▸ What to work on: Omit the pictures and return every entry exactly as written.
+++
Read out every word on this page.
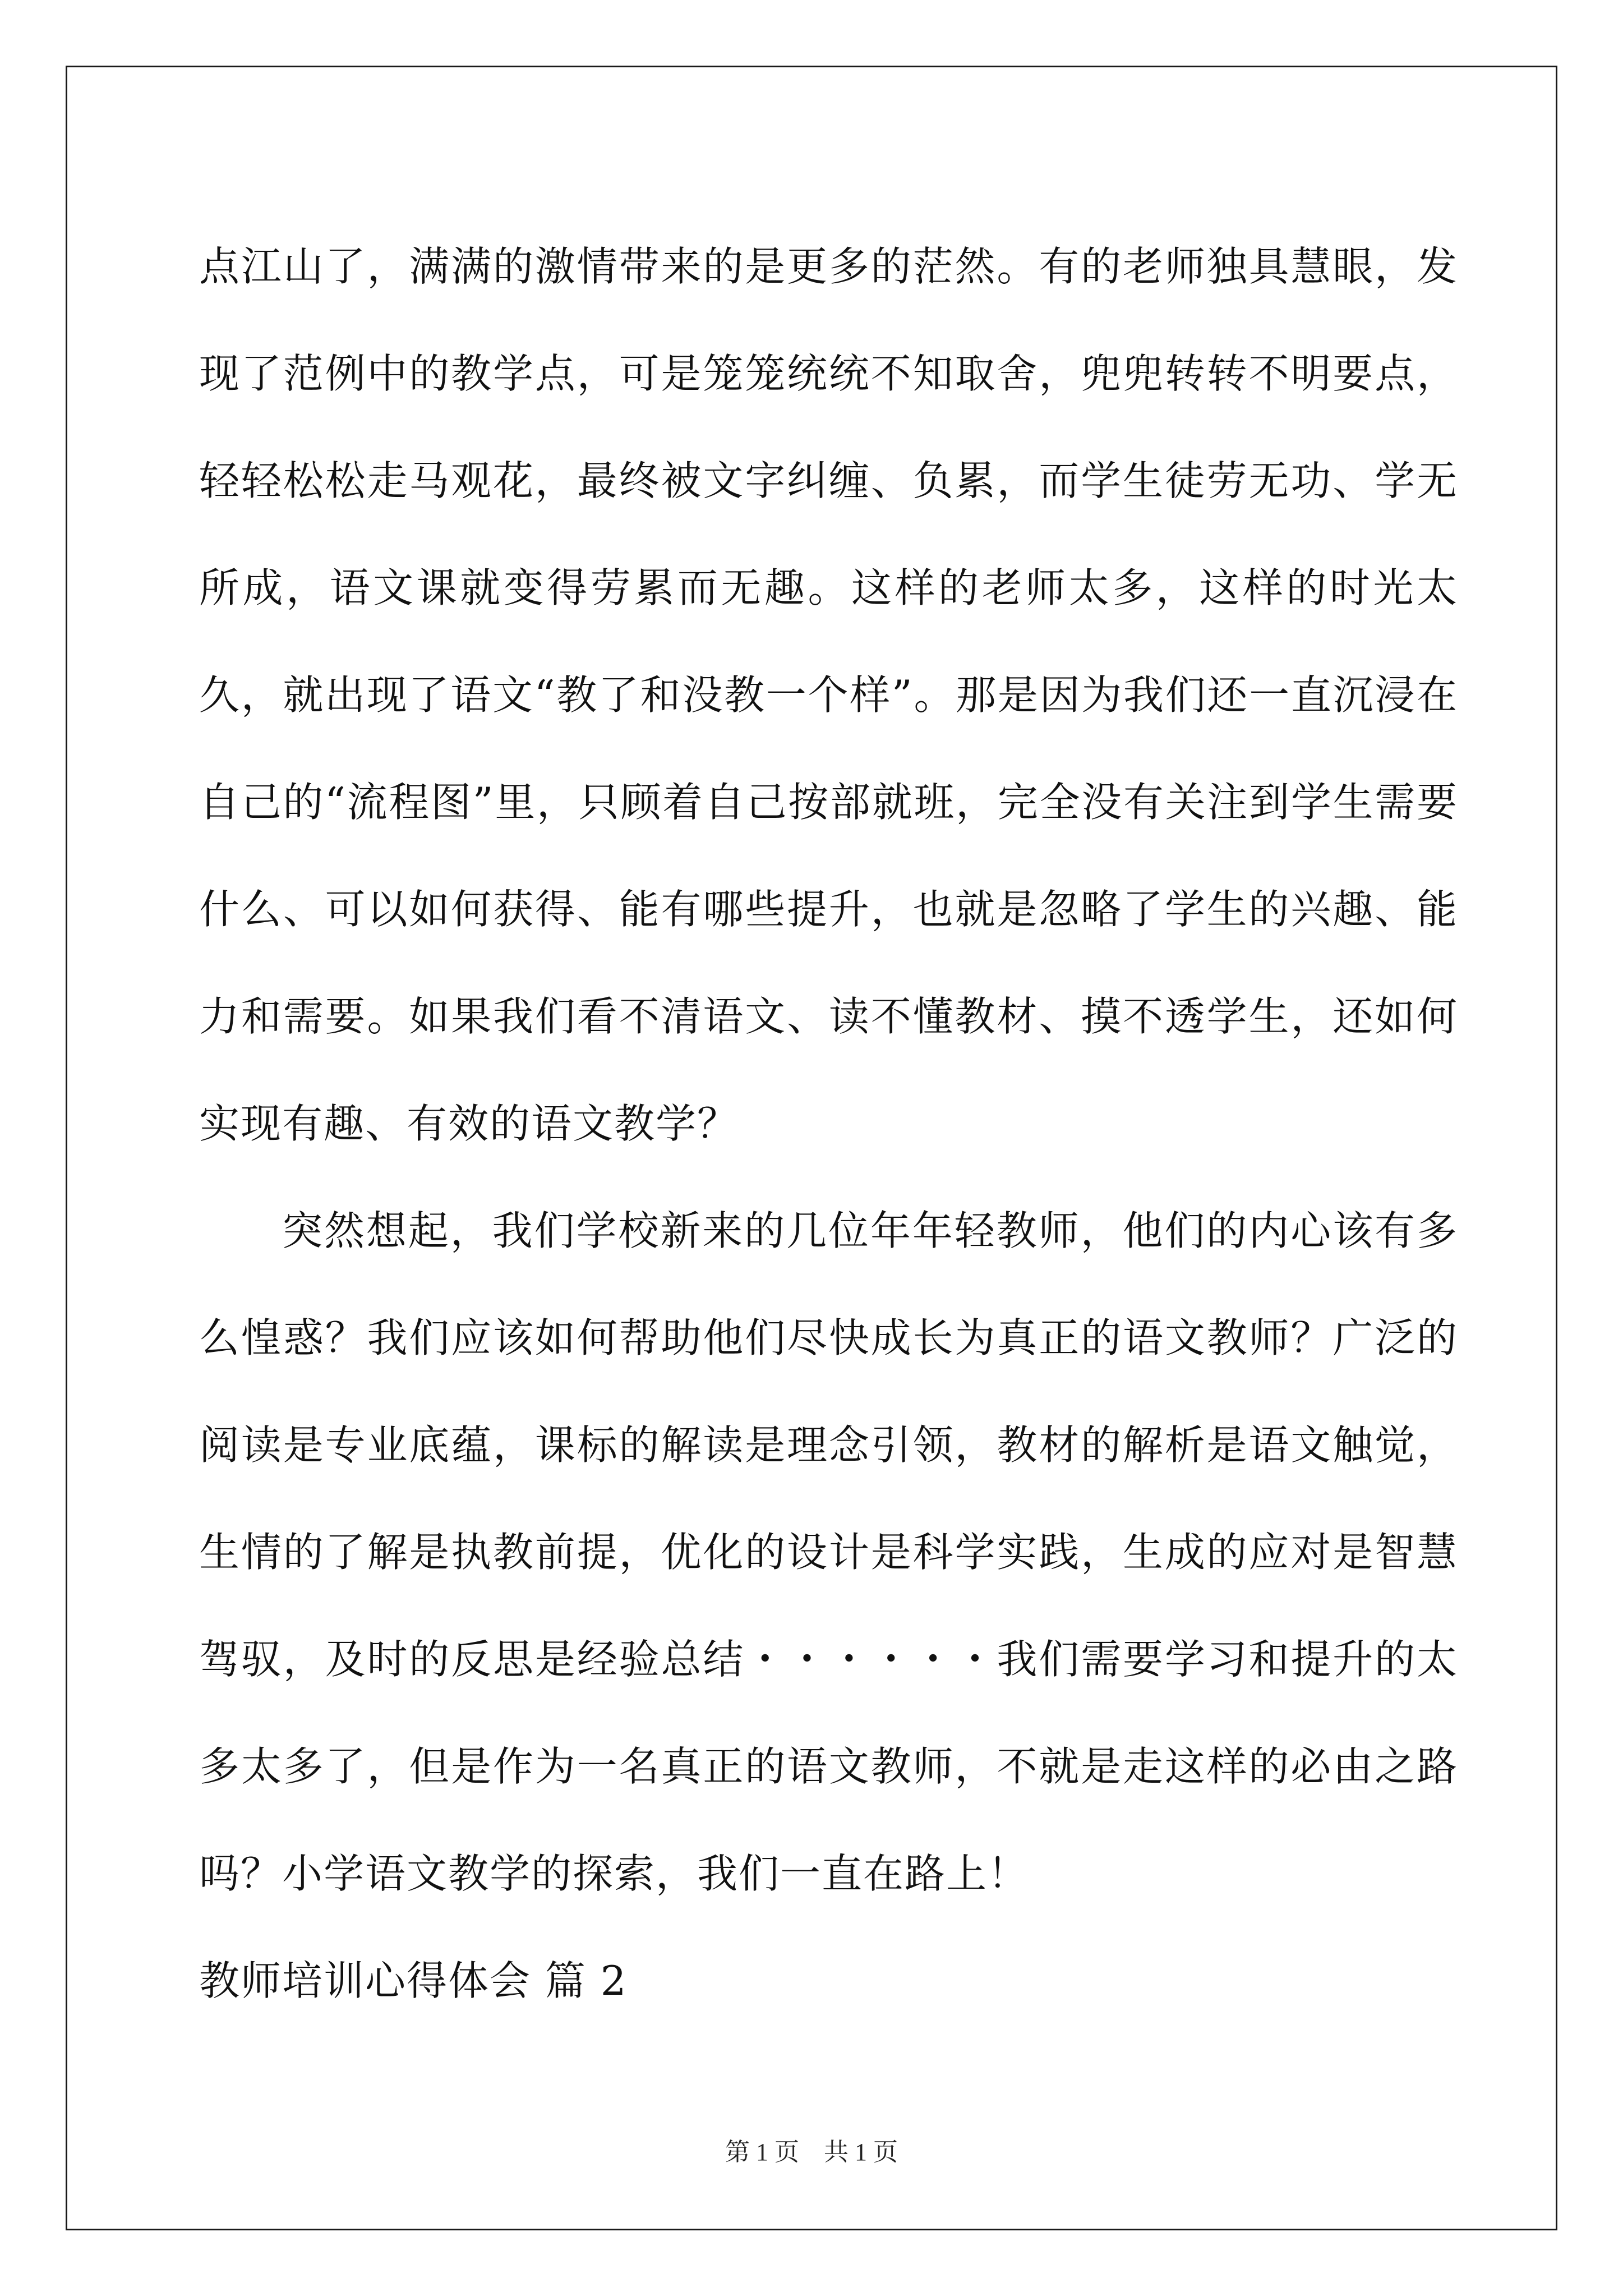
点江山了，满满的激情带来的是更多的茫然。有的老师独具慧眼，发现了范例中的教学点，可是笼笼统统不知取舍，兜兜转转不明要点，轻轻松松走马观花，最终被文字纠缠、负累，而学生徒劳无功、学无所成，语文课就变得劳累而无趣。这样的老师太多，这样的时光太久，就出现了语文“教了和没教一个样”。那是因为我们还一直沉浸在自己的“流程图”里，只顾着自己按部就班，完全没有关注到学生需要什么、可以如何获得、能有哪些提升，也就是忽略了学生的兴趣、能力和需要。如果我们看不清语文、读不懂教材、摸不透学生，还如何实现有趣、有效的语文教学？

突然想起，我们学校新来的几位年年轻教师，他们的内心该有多么惶惑？我们应该如何帮助他们尽快成长为真正的语文教师？广泛的阅读是专业底蕴，课标的解读是理念引领，教材的解析是语文触觉，生情的了解是执教前提，优化的设计是科学实践，生成的应对是智慧驾驭，及时的反思是经验总结・・・・・・我们需要学习和提升的太多太多了，但是作为一名真正的语文教师，不就是走这样的必由之路吗？小学语文教学的探索，我们一直在路上！

教师培训心得体会 篇 2

第 1 页    共 1 页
+++
▸ Output for this task:
Read out every word on this page.
点江山了，满满的激情带来的是更多的茫然。有的老师独具慧眼，发现了范例中的教学点，可是笼笼统统不知取舍，兜兜转转不明要点，轻轻松松走马观花，最终被文字纠缠、负累，而学生徒劳无功、学无所成，语文课就变得劳累而无趣。这样的老师太多，这样的时光太久，就出现了语文“教了和没教一个样”。那是因为我们还一直沉浸在自己的“流程图”里，只顾着自己按部就班，完全没有关注到学生需要什么、可以如何获得、能有哪些提升，也就是忽略了学生的兴趣、能力和需要。如果我们看不清语文、读不懂教材、摸不透学生，还如何实现有趣、有效的语文教学？

突然想起，我们学校新来的几位年年轻教师，他们的内心该有多么惶惑？我们应该如何帮助他们尽快成长为真正的语文教师？广泛的阅读是专业底蕴，课标的解读是理念引领，教材的解析是语文触觉，生情的了解是执教前提，优化的设计是科学实践，生成的应对是智慧驾驭，及时的反思是经验总结・・・・・・我们需要学习和提升的太多太多了，但是作为一名真正的语文教师，不就是走这样的必由之路吗？小学语文教学的探索，我们一直在路上！

教师培训心得体会 篇 2

第 1 页    共 1 页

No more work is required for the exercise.